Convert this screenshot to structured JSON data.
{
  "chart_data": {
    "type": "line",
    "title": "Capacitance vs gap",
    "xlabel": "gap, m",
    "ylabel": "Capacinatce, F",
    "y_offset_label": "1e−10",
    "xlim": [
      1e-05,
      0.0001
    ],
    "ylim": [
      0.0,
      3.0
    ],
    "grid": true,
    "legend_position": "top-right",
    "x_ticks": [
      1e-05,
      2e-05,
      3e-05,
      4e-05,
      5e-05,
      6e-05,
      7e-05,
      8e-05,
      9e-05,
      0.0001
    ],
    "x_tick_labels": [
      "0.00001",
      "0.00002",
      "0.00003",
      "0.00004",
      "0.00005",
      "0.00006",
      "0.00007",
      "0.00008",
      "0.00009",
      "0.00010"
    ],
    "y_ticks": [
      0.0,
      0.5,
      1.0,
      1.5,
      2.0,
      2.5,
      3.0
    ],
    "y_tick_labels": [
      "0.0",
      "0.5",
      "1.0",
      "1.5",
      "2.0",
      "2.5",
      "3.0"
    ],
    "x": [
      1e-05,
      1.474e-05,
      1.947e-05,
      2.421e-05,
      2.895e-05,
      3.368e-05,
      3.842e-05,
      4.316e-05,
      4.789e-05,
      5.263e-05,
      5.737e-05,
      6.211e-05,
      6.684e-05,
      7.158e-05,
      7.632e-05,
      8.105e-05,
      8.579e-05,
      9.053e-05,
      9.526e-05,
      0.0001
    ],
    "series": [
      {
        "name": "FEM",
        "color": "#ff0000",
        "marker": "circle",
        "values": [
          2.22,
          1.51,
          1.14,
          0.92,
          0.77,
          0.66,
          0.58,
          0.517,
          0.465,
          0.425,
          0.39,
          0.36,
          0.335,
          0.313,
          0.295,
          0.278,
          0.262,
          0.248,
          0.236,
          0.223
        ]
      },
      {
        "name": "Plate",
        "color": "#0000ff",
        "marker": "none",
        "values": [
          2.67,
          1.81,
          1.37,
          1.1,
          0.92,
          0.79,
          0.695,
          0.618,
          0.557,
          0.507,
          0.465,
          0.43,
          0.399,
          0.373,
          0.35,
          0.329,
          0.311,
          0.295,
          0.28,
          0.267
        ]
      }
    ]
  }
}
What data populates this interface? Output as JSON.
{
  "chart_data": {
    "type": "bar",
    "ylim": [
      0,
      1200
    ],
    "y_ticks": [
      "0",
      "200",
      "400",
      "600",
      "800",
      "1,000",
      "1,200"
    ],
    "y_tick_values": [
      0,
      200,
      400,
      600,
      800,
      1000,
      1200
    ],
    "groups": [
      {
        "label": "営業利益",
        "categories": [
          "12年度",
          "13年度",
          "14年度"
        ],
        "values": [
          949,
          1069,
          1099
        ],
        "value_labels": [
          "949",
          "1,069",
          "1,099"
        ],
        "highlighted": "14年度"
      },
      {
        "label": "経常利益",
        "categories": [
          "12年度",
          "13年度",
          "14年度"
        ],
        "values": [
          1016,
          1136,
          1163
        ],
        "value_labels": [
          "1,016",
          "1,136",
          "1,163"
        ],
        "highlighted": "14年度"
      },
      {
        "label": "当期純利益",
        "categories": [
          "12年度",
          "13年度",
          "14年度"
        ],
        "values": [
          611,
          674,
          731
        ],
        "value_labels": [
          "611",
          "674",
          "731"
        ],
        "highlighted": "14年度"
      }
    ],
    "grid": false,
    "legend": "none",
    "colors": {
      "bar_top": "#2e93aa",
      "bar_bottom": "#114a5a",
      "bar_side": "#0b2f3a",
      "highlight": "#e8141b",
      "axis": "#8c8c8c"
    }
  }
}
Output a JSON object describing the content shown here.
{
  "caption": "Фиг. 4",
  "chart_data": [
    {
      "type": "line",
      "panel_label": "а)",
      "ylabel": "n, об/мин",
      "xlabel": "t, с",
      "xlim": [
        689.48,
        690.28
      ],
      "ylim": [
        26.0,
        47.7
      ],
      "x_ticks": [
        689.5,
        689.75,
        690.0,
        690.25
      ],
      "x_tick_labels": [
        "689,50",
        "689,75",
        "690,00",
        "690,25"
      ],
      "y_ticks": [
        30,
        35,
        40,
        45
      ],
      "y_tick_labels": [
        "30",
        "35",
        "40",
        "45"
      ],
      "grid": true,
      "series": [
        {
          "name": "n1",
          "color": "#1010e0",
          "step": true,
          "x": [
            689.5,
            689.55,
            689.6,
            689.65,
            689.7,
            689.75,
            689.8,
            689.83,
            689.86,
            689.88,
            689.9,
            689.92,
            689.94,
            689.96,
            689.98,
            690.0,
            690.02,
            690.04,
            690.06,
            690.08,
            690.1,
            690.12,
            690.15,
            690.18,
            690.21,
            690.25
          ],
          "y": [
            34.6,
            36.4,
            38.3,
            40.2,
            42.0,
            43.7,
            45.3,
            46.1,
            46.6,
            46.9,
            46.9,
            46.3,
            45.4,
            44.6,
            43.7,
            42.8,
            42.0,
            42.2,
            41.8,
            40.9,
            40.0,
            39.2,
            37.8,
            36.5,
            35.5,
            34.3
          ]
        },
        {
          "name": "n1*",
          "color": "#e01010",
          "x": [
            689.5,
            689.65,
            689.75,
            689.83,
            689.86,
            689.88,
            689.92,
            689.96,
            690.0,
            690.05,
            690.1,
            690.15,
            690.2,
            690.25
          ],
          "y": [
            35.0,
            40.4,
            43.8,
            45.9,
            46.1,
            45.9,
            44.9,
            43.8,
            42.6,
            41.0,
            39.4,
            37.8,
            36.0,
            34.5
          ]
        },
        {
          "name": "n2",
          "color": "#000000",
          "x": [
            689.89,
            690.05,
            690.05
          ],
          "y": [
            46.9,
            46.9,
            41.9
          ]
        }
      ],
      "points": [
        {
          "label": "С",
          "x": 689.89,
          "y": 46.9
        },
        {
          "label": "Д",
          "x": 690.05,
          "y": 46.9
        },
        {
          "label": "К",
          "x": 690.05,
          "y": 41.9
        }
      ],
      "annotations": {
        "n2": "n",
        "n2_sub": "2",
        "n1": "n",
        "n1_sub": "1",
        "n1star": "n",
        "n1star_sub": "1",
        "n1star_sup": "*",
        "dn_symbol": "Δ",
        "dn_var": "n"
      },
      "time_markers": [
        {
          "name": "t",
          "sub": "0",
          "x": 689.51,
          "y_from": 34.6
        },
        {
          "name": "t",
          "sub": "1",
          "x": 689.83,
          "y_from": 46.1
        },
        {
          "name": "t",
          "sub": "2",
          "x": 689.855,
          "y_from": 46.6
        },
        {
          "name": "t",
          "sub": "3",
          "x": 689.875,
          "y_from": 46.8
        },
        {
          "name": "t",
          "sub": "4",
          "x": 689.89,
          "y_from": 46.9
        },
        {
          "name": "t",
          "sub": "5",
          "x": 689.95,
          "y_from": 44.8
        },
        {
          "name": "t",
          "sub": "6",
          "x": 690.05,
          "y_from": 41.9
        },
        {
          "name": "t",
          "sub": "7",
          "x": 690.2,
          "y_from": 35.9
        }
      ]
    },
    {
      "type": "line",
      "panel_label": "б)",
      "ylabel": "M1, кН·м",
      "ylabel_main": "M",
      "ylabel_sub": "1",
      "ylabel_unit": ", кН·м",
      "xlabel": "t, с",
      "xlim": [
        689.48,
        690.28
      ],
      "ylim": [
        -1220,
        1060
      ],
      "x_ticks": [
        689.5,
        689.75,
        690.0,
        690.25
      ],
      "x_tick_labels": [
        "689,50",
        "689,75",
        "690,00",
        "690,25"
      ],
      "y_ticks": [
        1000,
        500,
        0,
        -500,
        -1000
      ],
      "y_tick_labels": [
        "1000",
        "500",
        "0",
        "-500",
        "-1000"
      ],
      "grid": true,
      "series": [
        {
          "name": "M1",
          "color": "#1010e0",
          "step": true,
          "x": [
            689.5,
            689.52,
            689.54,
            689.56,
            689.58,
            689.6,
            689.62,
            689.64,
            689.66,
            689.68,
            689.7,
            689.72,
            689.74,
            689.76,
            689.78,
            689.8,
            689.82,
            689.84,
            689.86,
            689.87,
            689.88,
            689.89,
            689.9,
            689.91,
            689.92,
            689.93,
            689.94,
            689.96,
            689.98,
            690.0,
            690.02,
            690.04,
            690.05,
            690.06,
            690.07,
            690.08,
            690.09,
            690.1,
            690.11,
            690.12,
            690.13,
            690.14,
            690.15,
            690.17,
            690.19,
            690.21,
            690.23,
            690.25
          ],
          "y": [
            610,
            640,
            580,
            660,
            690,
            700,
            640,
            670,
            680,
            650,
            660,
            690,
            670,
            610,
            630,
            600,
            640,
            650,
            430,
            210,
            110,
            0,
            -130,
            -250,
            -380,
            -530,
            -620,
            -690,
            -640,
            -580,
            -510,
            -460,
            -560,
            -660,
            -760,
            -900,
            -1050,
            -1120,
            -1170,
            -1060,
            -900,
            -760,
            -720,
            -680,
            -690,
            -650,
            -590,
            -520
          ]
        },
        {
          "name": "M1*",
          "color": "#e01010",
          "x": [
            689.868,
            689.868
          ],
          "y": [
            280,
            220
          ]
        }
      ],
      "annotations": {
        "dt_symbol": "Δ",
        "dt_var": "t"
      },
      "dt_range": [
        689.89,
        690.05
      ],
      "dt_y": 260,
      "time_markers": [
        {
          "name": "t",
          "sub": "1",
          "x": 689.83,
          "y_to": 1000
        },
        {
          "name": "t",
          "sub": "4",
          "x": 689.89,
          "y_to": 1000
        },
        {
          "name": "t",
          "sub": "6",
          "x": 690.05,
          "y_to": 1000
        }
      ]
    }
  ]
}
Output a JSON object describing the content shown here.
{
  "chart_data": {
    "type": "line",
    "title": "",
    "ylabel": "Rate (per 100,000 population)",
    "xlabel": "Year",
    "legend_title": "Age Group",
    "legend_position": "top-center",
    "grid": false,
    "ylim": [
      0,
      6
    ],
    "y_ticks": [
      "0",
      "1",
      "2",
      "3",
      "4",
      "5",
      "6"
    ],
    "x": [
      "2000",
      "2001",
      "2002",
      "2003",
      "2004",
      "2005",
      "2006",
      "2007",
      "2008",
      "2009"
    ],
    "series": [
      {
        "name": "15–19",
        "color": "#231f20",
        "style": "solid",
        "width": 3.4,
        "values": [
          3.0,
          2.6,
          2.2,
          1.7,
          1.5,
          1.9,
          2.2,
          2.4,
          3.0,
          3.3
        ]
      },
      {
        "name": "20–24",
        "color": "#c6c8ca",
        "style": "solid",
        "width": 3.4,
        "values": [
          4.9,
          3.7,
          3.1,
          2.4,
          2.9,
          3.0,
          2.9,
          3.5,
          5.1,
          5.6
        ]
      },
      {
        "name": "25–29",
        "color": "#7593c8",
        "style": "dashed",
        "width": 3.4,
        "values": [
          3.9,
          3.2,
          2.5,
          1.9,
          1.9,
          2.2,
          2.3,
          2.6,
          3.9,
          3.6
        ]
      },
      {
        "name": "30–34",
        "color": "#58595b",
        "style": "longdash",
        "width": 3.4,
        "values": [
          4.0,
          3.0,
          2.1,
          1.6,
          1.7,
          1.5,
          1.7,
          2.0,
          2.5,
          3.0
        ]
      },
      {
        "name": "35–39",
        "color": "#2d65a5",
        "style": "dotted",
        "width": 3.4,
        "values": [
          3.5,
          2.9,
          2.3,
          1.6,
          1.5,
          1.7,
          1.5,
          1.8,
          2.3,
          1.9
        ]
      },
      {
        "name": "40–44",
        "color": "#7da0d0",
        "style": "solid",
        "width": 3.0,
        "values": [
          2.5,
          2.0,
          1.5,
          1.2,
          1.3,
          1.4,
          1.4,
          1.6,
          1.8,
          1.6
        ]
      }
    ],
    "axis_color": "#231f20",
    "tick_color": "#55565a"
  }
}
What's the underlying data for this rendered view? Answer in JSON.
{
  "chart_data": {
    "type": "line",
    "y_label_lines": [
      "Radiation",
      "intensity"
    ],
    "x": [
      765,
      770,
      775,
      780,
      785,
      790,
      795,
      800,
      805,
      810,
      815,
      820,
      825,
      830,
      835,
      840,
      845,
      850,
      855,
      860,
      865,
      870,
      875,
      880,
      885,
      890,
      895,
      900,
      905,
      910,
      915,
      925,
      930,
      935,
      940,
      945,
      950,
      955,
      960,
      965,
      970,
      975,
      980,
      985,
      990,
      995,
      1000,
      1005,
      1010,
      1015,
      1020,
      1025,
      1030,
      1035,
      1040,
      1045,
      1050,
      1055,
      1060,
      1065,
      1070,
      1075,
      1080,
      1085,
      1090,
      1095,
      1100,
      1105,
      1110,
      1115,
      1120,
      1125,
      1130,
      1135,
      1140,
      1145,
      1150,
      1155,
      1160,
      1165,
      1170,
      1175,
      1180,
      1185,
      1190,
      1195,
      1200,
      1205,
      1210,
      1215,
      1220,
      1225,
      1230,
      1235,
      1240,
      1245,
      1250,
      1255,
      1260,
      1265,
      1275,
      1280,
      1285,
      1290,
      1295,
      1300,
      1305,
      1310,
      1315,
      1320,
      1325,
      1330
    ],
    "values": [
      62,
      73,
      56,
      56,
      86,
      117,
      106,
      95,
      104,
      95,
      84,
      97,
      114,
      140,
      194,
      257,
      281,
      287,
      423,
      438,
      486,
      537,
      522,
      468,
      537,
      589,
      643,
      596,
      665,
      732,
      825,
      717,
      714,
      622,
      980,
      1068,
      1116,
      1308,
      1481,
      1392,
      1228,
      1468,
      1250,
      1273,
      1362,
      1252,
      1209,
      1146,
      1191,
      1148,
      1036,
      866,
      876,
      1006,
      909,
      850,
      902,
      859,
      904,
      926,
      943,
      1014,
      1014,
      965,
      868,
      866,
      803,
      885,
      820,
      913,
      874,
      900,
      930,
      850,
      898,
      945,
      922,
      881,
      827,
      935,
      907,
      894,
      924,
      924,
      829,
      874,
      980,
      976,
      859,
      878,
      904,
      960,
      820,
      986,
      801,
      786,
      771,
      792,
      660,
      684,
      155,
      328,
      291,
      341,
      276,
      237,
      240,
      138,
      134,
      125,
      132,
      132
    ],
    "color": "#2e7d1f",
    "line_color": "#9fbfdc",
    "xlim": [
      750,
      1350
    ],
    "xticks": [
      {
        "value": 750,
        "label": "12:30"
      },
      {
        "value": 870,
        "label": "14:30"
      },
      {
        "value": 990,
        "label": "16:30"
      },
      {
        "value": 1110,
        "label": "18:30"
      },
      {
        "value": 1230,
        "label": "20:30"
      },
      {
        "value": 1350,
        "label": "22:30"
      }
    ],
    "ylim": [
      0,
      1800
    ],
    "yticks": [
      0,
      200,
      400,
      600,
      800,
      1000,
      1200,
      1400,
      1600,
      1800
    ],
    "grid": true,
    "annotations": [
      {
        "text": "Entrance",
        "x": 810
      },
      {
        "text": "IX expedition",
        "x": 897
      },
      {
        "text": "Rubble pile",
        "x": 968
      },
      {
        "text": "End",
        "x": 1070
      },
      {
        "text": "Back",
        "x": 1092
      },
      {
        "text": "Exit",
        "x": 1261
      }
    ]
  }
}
##########
## The exercise
Gather all lines from the records above in which "What" appears.

## Written solution
What data populates this interface? Output as JSON.
What's the underlying data for this rendered view? Answer in JSON.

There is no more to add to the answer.